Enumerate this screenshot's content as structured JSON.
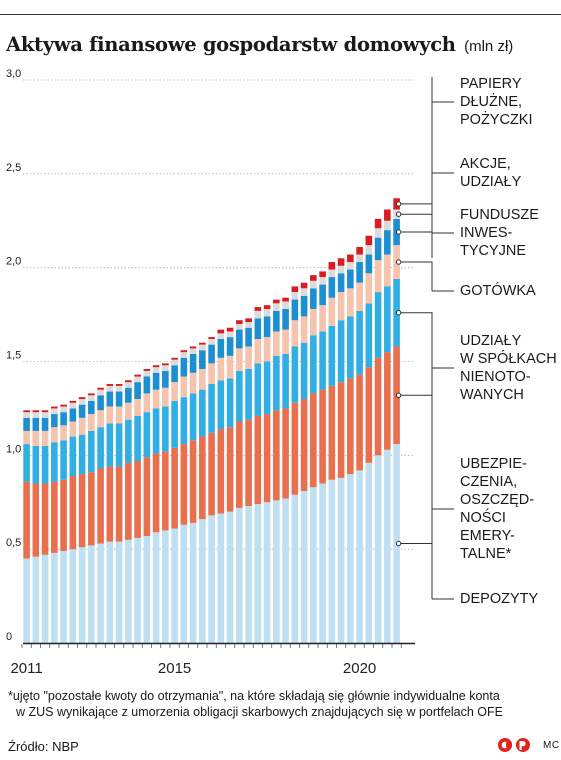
{
  "title": "Aktywa finansowe gospodarstw domowych",
  "unit": "(mln zł)",
  "footnote_line1": "*ujęto \"pozostałe kwoty do otrzymania\", na które składają się głównie indywidualne konta",
  "footnote_line2": "w ZUS wynikające z umorzenia obligacji skarbowych znajdujących się w portfelach OFE",
  "source": "Źródło: NBP",
  "author": "MC",
  "colors": {
    "depozyty": "#bfe0f2",
    "ubezpieczenia": "#e8704e",
    "udzialy": "#31aee3",
    "gotowka": "#f6c4ac",
    "fundusze": "#1d8fd0",
    "akcje": "#dbdbdb",
    "papiery": "#d81c22",
    "axis": "#222222",
    "grid": "#b5b5b5"
  },
  "chart_data": {
    "type": "bar",
    "stacked": true,
    "ylim": [
      0,
      3.0
    ],
    "yticks": [
      "3,0",
      "2,5",
      "2,0",
      "1,5",
      "1,0",
      "0,5",
      "0"
    ],
    "xticks": [
      {
        "label": "2011",
        "index": 0
      },
      {
        "label": "2015",
        "index": 16
      },
      {
        "label": "2020",
        "index": 36
      }
    ],
    "grid": true,
    "legend_position": "right",
    "categories": [
      "2010Q4",
      "2011Q1",
      "2011Q2",
      "2011Q3",
      "2011Q4",
      "2012Q1",
      "2012Q2",
      "2012Q3",
      "2012Q4",
      "2013Q1",
      "2013Q2",
      "2013Q3",
      "2013Q4",
      "2014Q1",
      "2014Q2",
      "2014Q3",
      "2014Q4",
      "2015Q1",
      "2015Q2",
      "2015Q3",
      "2015Q4",
      "2016Q1",
      "2016Q2",
      "2016Q3",
      "2016Q4",
      "2017Q1",
      "2017Q2",
      "2017Q3",
      "2017Q4",
      "2018Q1",
      "2018Q2",
      "2018Q3",
      "2018Q4",
      "2019Q1",
      "2019Q2",
      "2019Q3",
      "2019Q4",
      "2020Q1",
      "2020Q2",
      "2020Q3",
      "2020Q4"
    ],
    "series": [
      {
        "name": "DEPOZYTY",
        "color_key": "depozyty",
        "values": [
          0.45,
          0.46,
          0.47,
          0.48,
          0.49,
          0.5,
          0.51,
          0.52,
          0.53,
          0.54,
          0.54,
          0.55,
          0.56,
          0.57,
          0.59,
          0.6,
          0.61,
          0.63,
          0.64,
          0.66,
          0.68,
          0.69,
          0.7,
          0.72,
          0.73,
          0.74,
          0.75,
          0.76,
          0.77,
          0.79,
          0.81,
          0.83,
          0.85,
          0.87,
          0.88,
          0.9,
          0.92,
          0.96,
          1.0,
          1.03,
          1.06
        ]
      },
      {
        "name": "UBEZPIECZENIA, OSZCZĘDNOŚCI EMERYTALNE*",
        "color_key": "ubezpieczenia",
        "values": [
          0.41,
          0.39,
          0.38,
          0.38,
          0.38,
          0.39,
          0.39,
          0.39,
          0.4,
          0.4,
          0.4,
          0.41,
          0.41,
          0.42,
          0.42,
          0.42,
          0.43,
          0.43,
          0.44,
          0.44,
          0.44,
          0.45,
          0.45,
          0.46,
          0.46,
          0.47,
          0.47,
          0.48,
          0.48,
          0.49,
          0.49,
          0.5,
          0.5,
          0.5,
          0.51,
          0.51,
          0.51,
          0.51,
          0.52,
          0.52,
          0.52
        ]
      },
      {
        "name": "UDZIAŁY W SPÓŁKACH NIENOTOWANYCH",
        "color_key": "udzialy",
        "values": [
          0.2,
          0.2,
          0.2,
          0.21,
          0.21,
          0.21,
          0.21,
          0.22,
          0.22,
          0.23,
          0.23,
          0.23,
          0.24,
          0.24,
          0.24,
          0.24,
          0.25,
          0.25,
          0.25,
          0.25,
          0.26,
          0.26,
          0.26,
          0.27,
          0.27,
          0.28,
          0.28,
          0.29,
          0.29,
          0.3,
          0.3,
          0.31,
          0.31,
          0.32,
          0.33,
          0.33,
          0.34,
          0.34,
          0.35,
          0.35,
          0.36
        ]
      },
      {
        "name": "GOTÓWKA",
        "color_key": "gotowka",
        "values": [
          0.07,
          0.08,
          0.08,
          0.08,
          0.08,
          0.08,
          0.09,
          0.09,
          0.09,
          0.09,
          0.09,
          0.09,
          0.09,
          0.1,
          0.1,
          0.1,
          0.1,
          0.11,
          0.11,
          0.11,
          0.11,
          0.12,
          0.12,
          0.12,
          0.12,
          0.13,
          0.13,
          0.13,
          0.13,
          0.14,
          0.14,
          0.14,
          0.14,
          0.15,
          0.15,
          0.15,
          0.15,
          0.16,
          0.17,
          0.17,
          0.18
        ]
      },
      {
        "name": "FUNDUSZE INWESTYCYJNE",
        "color_key": "fundusze",
        "values": [
          0.07,
          0.07,
          0.07,
          0.07,
          0.07,
          0.07,
          0.07,
          0.07,
          0.08,
          0.08,
          0.08,
          0.08,
          0.09,
          0.09,
          0.09,
          0.09,
          0.09,
          0.1,
          0.1,
          0.1,
          0.1,
          0.1,
          0.1,
          0.1,
          0.1,
          0.11,
          0.11,
          0.11,
          0.11,
          0.11,
          0.11,
          0.11,
          0.11,
          0.11,
          0.1,
          0.1,
          0.11,
          0.1,
          0.12,
          0.13,
          0.14
        ]
      },
      {
        "name": "AKCJE, UDZIAŁY",
        "color_key": "akcje",
        "values": [
          0.03,
          0.03,
          0.03,
          0.03,
          0.03,
          0.03,
          0.03,
          0.03,
          0.03,
          0.03,
          0.03,
          0.03,
          0.03,
          0.03,
          0.03,
          0.03,
          0.03,
          0.03,
          0.03,
          0.03,
          0.03,
          0.03,
          0.03,
          0.03,
          0.03,
          0.04,
          0.04,
          0.04,
          0.04,
          0.04,
          0.04,
          0.04,
          0.04,
          0.04,
          0.04,
          0.04,
          0.04,
          0.05,
          0.05,
          0.05,
          0.05
        ]
      },
      {
        "name": "PAPIERY DŁUŻNE, POŻYCZKI",
        "color_key": "papiery",
        "values": [
          0.01,
          0.01,
          0.01,
          0.01,
          0.01,
          0.01,
          0.01,
          0.01,
          0.01,
          0.01,
          0.01,
          0.01,
          0.01,
          0.01,
          0.01,
          0.01,
          0.01,
          0.01,
          0.01,
          0.01,
          0.01,
          0.02,
          0.02,
          0.02,
          0.02,
          0.02,
          0.02,
          0.02,
          0.02,
          0.03,
          0.03,
          0.03,
          0.03,
          0.04,
          0.04,
          0.04,
          0.04,
          0.05,
          0.05,
          0.06,
          0.06
        ]
      }
    ]
  },
  "legend": [
    {
      "key": "papiery",
      "lines": [
        "PAPIERY",
        "DŁUŻNE,",
        "POŻYCZKI"
      ]
    },
    {
      "key": "akcje",
      "lines": [
        "AKCJE,",
        "UDZIAŁY"
      ]
    },
    {
      "key": "fundusze",
      "lines": [
        "FUNDUSZE",
        "INWES-",
        "TYCYJNE"
      ]
    },
    {
      "key": "gotowka",
      "lines": [
        "GOTÓWKA"
      ]
    },
    {
      "key": "udzialy",
      "lines": [
        "UDZIAŁY",
        "W SPÓŁKACH",
        "NIENOTO-",
        "WANYCH"
      ]
    },
    {
      "key": "ubezpieczenia",
      "lines": [
        "UBEZPIE-",
        "CZENIA,",
        "OSZCZĘD-",
        "NOŚCI",
        "EMERY-",
        "TALNE*"
      ]
    },
    {
      "key": "depozyty",
      "lines": [
        "DEPOZYTY"
      ]
    }
  ]
}
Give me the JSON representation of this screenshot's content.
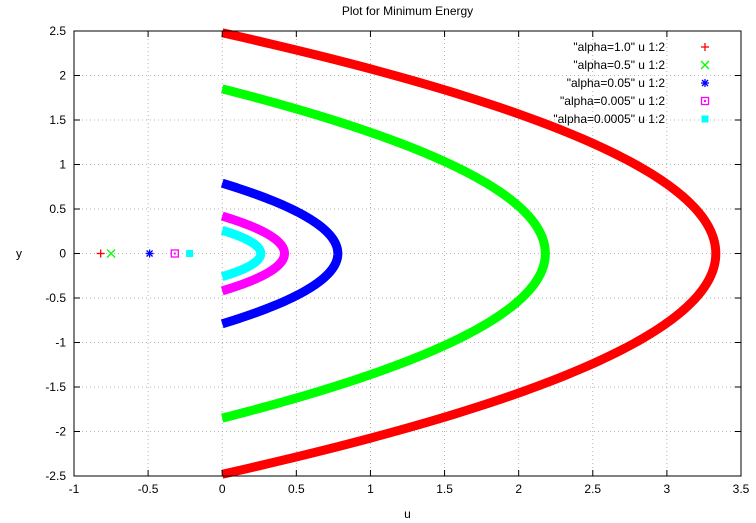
{
  "chart_data": {
    "type": "scatter",
    "title": "Plot for Minimum Energy",
    "xlabel": "u",
    "ylabel": "y",
    "xlim": [
      -1,
      3.5
    ],
    "ylim": [
      -2.5,
      2.5
    ],
    "xticks": [
      "-1",
      "-0.5",
      "0",
      "0.5",
      "1",
      "1.5",
      "2",
      "2.5",
      "3",
      "3.5"
    ],
    "yticks": [
      "2.5",
      "2",
      "1.5",
      "1",
      "0.5",
      "0",
      "-0.5",
      "-1",
      "-1.5",
      "-2",
      "-2.5"
    ],
    "grid": true,
    "legend_position": "top-right",
    "series": [
      {
        "name": "\"alpha=1.0\" u 1:2",
        "color": "#ff0000",
        "marker": "plus",
        "isolated_point": [
          -0.82,
          0
        ],
        "u_max": 3.33,
        "y_max": 2.48
      },
      {
        "name": "\"alpha=0.5\" u 1:2",
        "color": "#00ff00",
        "marker": "cross",
        "isolated_point": [
          -0.75,
          0
        ],
        "u_max": 2.18,
        "y_max": 1.85
      },
      {
        "name": "\"alpha=0.05\" u 1:2",
        "color": "#0000ff",
        "marker": "asterisk",
        "isolated_point": [
          -0.49,
          0
        ],
        "u_max": 0.78,
        "y_max": 0.79
      },
      {
        "name": "\"alpha=0.005\" u 1:2",
        "color": "#ff00ff",
        "marker": "open-square",
        "isolated_point": [
          -0.32,
          0
        ],
        "u_max": 0.42,
        "y_max": 0.42
      },
      {
        "name": "\"alpha=0.0005\" u 1:2",
        "color": "#00ffff",
        "marker": "filled-square",
        "isolated_point": [
          -0.22,
          0
        ],
        "u_max": 0.26,
        "y_max": 0.26
      }
    ]
  }
}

▶ What to do
Using the records above, gather all lines where the string "DŁUŻNE" is present.

▶ Expected answer
        "name": "PAPIERY DŁUŻNE, POŻYCZKI",
        "DŁUŻNE,",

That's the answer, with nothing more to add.